### [TASK BRIEF]
Reproduce the listing below word for word, with no pictures.

### [TASK DATA]
━━━━━━━━━━━━━━━━━━━━

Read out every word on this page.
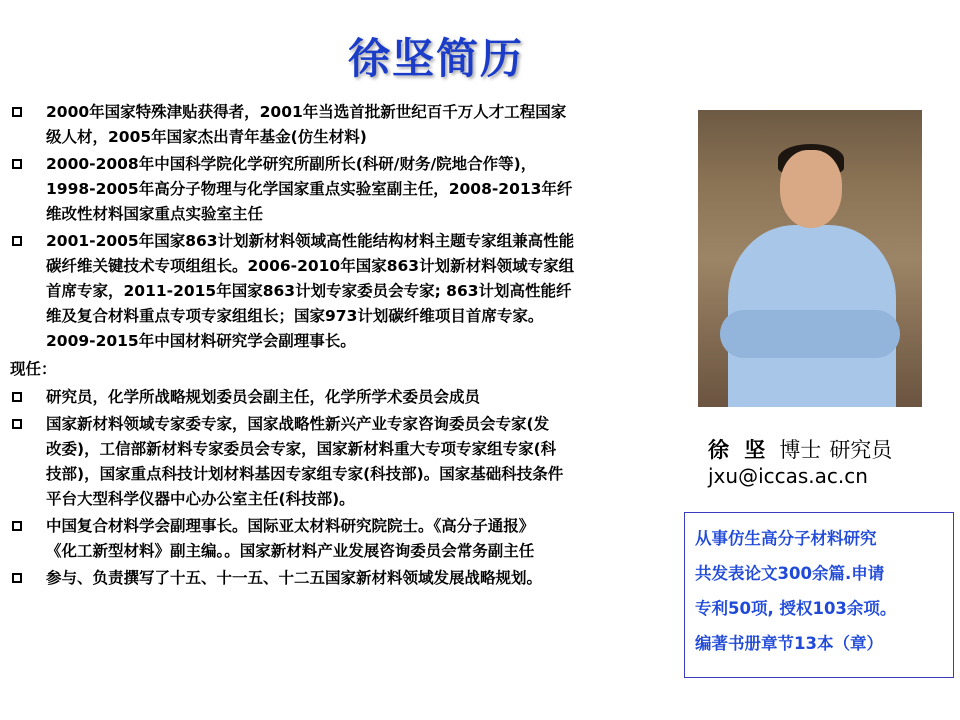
徐坚简历
2000年国家特殊津贴获得者，2001年当选首批新世纪百千万人才工程国家
级人材，2005年国家杰出青年基金(仿生材料)
2000-2008年中国科学院化学研究所副所长(科研/财务/院地合作等)，
1998-2005年高分子物理与化学国家重点实验室副主任，2008-2013年纤
维改性材料国家重点实验室主任
2001-2005年国家863计划新材料领域高性能结构材料主题专家组兼高性能
碳纤维关键技术专项组组长。2006-2010年国家863计划新材料领域专家组
首席专家，2011-2015年国家863计划专家委员会专家; 863计划高性能纤
维及复合材料重点专项专家组组长；国家973计划碳纤维项目首席专家。
2009-2015年中国材料研究学会副理事长。
现任：
研究员，化学所战略规划委员会副主任，化学所学术委员会成员
国家新材料领域专家委专家，国家战略性新兴产业专家咨询委员会专家(发
改委)，工信部新材料专家委员会专家，国家新材料重大专项专家组专家(科
技部)，国家重点科技计划材料基因专家组专家(科技部)。国家基础科技条件
平台大型科学仪器中心办公室主任(科技部)。
中国复合材料学会副理事长。国际亚太材料研究院院士。《高分子通报》
《化工新型材料》副主编。。国家新材料产业发展咨询委员会常务副主任
参与、负责撰写了十五、十一五、十二五国家新材料领域发展战略规划。
徐 坚 博士 研究员
jxu@iccas.ac.cn
从事仿生高分子材料研究
共发表论文300余篇.申请
专利50项, 授权103余项。
编著书册章节13本（章）
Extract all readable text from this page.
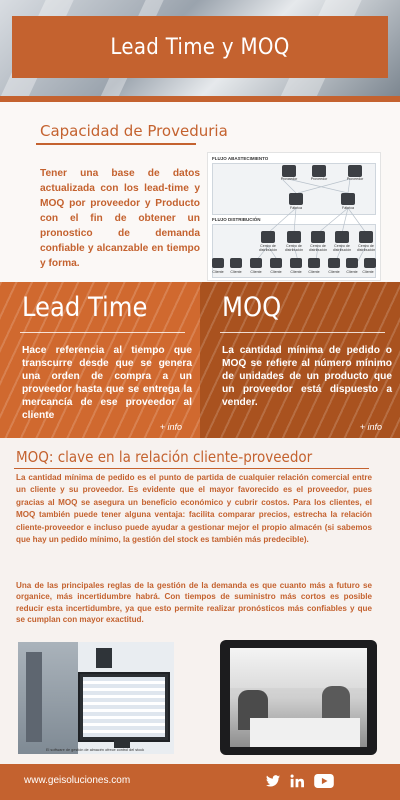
Lead Time y MOQ
Capacidad de Proveduria
Tener una base de datos actualizada con los lead-time y MOQ por proveedor y Producto con el fin de obtener un pronostico de demanda confiable y alcanzable en tiempo y forma.
FLUJO ABASTECIMIENTO
FLUJO DISTRIBUCIÓN
Proveedor	Proveedor	Proveedor
Fábrica	Fábrica
Centro de distribución
Centro de distribución
Centro de distribución
Centro de distribución
Centro de distribución
Cliente	Cliente	Cliente	Cliente	Cliente	Cliente	Cliente	Cliente	Cliente
Lead Time
Hace referencia al tiempo que transcurre desde que se genera una orden de compra a un proveedor hasta que se entrega la mercancía de ese proveedor al cliente
+ info
MOQ
La cantidad mínima de pedido o MOQ se refiere al número mínimo de unidades de un producto que un proveedor está dispuesto a vender.
+ info
MOQ: clave en la relación cliente-proveedor
La cantidad mínima de pedido es el punto de partida de cualquier relación comercial entre un cliente y su proveedor. Es evidente que el mayor favorecido es el proveedor, pues gracias al MOQ se asegura un beneficio económico y cubrir costos. Para los clientes, el MOQ también puede tener alguna ventaja: facilita comparar precios, estrecha la relación cliente-proveedor e incluso puede ayudar a gestionar mejor el propio almacén (si sabemos que hay un pedido mínimo, la gestión del stock es también más predecible).
Una de las principales reglas de la gestión de la demanda es que cuanto más a futuro se organice, más incertidumbre habrá. Con tiempos de suministro más cortos es posible reducir esta incertidumbre, ya que esto permite realizar pronósticos más confiables y que se cumplan con mayor exactitud.
El software de gestión de almacén ofrece control del stock
www.geisoluciones.com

━━━━━━━━━━━━━━━━━━━━

### [SOLUTION FOR THIS PROBLEM]
Read out every word on this page.
徐坚简历
2000年国家特殊津贴获得者，2001年当选首批新世纪百千万人才工程国家
级人材，2005年国家杰出青年基金(仿生材料)
2000-2008年中国科学院化学研究所副所长(科研/财务/院地合作等)，
1998-2005年高分子物理与化学国家重点实验室副主任，2008-2013年纤
维改性材料国家重点实验室主任
2001-2005年国家863计划新材料领域高性能结构材料主题专家组兼高性能
碳纤维关键技术专项组组长。2006-2010年国家863计划新材料领域专家组
首席专家，2011-2015年国家863计划专家委员会专家; 863计划高性能纤
维及复合材料重点专项专家组组长；国家973计划碳纤维项目首席专家。
2009-2015年中国材料研究学会副理事长。
现任：
研究员，化学所战略规划委员会副主任，化学所学术委员会成员
国家新材料领域专家委专家，国家战略性新兴产业专家咨询委员会专家(发
改委)，工信部新材料专家委员会专家，国家新材料重大专项专家组专家(科
技部)，国家重点科技计划材料基因专家组专家(科技部)。国家基础科技条件
平台大型科学仪器中心办公室主任(科技部)。
中国复合材料学会副理事长。国际亚太材料研究院院士。《高分子通报》
《化工新型材料》副主编。。国家新材料产业发展咨询委员会常务副主任
参与、负责撰写了十五、十一五、十二五国家新材料领域发展战略规划。
徐 坚 博士 研究员
jxu@iccas.ac.cn
从事仿生高分子材料研究
共发表论文300余篇.申请
专利50项, 授权103余项。
编著书册章节13本（章）
Extract all readable text from this page.
Lead Time y MOQ
Capacidad de Proveduria
Tener una base de datos actualizada con los lead-time y MOQ por proveedor y Producto con el fin de obtener un pronostico de demanda confiable y alcanzable en tiempo y forma.
FLUJO ABASTECIMIENTO
FLUJO DISTRIBUCIÓN
Proveedor	Proveedor	Proveedor
Fábrica	Fábrica
Centro de distribución
Centro de distribución
Centro de distribución
Centro de distribución
Centro de distribución
Cliente	Cliente	Cliente	Cliente	Cliente	Cliente	Cliente	Cliente	Cliente
Lead Time
Hace referencia al tiempo que transcurre desde que se genera una orden de compra a un proveedor hasta que se entrega la mercancía de ese proveedor al cliente
+ info
MOQ
La cantidad mínima de pedido o MOQ se refiere al número mínimo de unidades de un producto que un proveedor está dispuesto a vender.
+ info
MOQ: clave en la relación cliente-proveedor
La cantidad mínima de pedido es el punto de partida de cualquier relación comercial entre un cliente y su proveedor. Es evidente que el mayor favorecido es el proveedor, pues gracias al MOQ se asegura un beneficio económico y cubrir costos. Para los clientes, el MOQ también puede tener alguna ventaja: facilita comparar precios, estrecha la relación cliente-proveedor e incluso puede ayudar a gestionar mejor el propio almacén (si sabemos que hay un pedido mínimo, la gestión del stock es también más predecible).
Una de las principales reglas de la gestión de la demanda es que cuanto más a futuro se organice, más incertidumbre habrá. Con tiempos de suministro más cortos es posible reducir esta incertidumbre, ya que esto permite realizar pronósticos más confiables y que se cumplan con mayor exactitud.
El software de gestión de almacén ofrece control del stock
www.geisoluciones.com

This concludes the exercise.